** RECORDS SHOWN **

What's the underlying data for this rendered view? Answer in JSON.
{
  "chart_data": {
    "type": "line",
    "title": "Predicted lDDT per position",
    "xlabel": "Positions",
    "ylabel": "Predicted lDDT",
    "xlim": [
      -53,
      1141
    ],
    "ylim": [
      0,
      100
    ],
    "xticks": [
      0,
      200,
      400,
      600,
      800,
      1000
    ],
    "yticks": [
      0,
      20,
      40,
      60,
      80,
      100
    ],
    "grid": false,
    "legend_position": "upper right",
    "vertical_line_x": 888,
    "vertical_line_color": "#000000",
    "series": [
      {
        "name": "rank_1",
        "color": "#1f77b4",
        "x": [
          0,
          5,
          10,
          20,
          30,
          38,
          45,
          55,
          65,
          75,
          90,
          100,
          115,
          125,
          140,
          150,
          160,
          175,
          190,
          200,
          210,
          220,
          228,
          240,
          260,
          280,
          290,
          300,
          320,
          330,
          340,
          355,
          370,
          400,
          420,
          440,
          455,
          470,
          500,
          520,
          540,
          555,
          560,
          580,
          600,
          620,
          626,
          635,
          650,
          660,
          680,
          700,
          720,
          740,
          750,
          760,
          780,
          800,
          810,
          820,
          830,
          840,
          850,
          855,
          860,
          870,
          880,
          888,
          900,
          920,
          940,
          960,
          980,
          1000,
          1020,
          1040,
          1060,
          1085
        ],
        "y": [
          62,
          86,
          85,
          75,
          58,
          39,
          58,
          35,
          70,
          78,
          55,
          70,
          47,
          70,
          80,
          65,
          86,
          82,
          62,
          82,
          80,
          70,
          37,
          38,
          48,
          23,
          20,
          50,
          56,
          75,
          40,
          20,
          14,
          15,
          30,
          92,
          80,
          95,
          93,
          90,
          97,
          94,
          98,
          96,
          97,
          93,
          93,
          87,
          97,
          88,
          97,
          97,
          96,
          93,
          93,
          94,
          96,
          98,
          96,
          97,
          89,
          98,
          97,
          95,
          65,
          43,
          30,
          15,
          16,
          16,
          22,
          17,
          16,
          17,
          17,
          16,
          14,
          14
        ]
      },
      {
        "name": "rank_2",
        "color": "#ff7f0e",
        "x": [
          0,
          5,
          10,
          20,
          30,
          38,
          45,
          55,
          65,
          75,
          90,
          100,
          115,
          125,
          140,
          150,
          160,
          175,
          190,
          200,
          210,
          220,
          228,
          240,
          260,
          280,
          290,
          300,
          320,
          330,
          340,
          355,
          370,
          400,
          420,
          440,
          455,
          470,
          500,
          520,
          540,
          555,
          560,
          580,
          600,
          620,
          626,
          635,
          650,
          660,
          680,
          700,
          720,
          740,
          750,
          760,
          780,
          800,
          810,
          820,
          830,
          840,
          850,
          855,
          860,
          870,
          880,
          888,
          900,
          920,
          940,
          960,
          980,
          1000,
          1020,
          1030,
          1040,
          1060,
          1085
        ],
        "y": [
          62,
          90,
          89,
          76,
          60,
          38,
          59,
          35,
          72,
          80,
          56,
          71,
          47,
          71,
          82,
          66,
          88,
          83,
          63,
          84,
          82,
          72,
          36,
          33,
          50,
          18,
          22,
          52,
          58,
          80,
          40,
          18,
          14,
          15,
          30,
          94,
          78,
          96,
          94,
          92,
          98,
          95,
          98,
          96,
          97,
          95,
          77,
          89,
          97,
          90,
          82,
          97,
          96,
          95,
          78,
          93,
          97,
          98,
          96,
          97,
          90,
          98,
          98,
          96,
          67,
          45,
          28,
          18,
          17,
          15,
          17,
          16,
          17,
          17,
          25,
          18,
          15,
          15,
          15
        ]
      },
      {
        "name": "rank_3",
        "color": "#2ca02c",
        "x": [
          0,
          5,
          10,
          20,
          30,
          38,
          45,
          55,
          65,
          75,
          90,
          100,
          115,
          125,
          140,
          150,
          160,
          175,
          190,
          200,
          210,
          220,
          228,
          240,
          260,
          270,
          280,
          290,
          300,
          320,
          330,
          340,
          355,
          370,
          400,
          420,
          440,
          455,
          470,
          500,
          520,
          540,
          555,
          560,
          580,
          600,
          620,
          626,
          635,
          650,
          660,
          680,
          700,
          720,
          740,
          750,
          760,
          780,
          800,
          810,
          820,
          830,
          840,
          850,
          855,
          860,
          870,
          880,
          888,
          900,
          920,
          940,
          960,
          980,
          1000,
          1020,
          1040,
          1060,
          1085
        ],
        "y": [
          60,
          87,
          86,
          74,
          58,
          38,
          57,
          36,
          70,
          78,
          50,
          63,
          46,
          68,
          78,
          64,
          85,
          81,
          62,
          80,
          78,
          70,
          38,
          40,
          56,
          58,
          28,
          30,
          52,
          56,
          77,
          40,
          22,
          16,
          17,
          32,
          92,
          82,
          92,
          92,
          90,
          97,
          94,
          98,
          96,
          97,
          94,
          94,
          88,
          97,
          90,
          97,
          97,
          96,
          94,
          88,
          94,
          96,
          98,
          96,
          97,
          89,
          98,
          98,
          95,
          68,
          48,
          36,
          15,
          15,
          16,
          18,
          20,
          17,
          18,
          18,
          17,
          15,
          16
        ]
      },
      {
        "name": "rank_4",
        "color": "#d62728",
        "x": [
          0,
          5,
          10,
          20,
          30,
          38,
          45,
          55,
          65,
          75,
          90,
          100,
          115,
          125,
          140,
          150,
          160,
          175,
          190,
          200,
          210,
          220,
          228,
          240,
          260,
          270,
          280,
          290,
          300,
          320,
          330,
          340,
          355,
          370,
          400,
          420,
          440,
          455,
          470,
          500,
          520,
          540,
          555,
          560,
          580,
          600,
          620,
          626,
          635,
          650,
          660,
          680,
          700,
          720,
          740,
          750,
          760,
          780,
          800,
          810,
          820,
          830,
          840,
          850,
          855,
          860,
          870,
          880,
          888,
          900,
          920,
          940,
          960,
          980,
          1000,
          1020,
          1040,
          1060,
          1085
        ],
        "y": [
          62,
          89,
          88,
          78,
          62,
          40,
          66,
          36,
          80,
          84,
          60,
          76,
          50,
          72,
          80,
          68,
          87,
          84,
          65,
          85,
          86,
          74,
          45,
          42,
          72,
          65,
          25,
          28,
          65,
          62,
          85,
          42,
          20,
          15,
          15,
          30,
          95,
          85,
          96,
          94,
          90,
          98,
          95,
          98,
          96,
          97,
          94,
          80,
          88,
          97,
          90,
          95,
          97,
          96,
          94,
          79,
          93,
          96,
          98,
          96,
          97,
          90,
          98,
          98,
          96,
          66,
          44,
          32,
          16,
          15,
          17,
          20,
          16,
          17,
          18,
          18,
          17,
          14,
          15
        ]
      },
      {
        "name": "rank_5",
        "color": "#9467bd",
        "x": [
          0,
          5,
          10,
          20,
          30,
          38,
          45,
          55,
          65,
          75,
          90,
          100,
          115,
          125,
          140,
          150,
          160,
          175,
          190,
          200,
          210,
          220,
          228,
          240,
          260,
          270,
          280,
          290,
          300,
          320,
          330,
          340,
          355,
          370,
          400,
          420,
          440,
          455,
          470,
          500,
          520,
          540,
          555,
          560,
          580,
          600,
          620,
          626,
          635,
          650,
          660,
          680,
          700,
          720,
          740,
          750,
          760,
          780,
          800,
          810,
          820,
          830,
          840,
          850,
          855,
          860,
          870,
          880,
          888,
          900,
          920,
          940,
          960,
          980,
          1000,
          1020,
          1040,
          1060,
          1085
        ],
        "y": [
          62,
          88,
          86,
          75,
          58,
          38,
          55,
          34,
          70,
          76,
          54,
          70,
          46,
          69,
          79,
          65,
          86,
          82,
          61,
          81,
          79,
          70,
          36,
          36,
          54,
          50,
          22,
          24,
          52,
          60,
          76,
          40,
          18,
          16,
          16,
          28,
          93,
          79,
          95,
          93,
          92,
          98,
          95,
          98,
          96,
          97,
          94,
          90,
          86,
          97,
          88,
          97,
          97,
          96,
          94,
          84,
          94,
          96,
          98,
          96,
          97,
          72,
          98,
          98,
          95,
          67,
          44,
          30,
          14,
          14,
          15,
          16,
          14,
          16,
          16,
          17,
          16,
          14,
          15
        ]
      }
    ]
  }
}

** AIM OF THE EXERCISE **
Copy whichever lines in the listing above contain the word "Predicted".

** TASK RESPONSE **
    "title": "Predicted lDDT per position",
    "ylabel": "Predicted lDDT",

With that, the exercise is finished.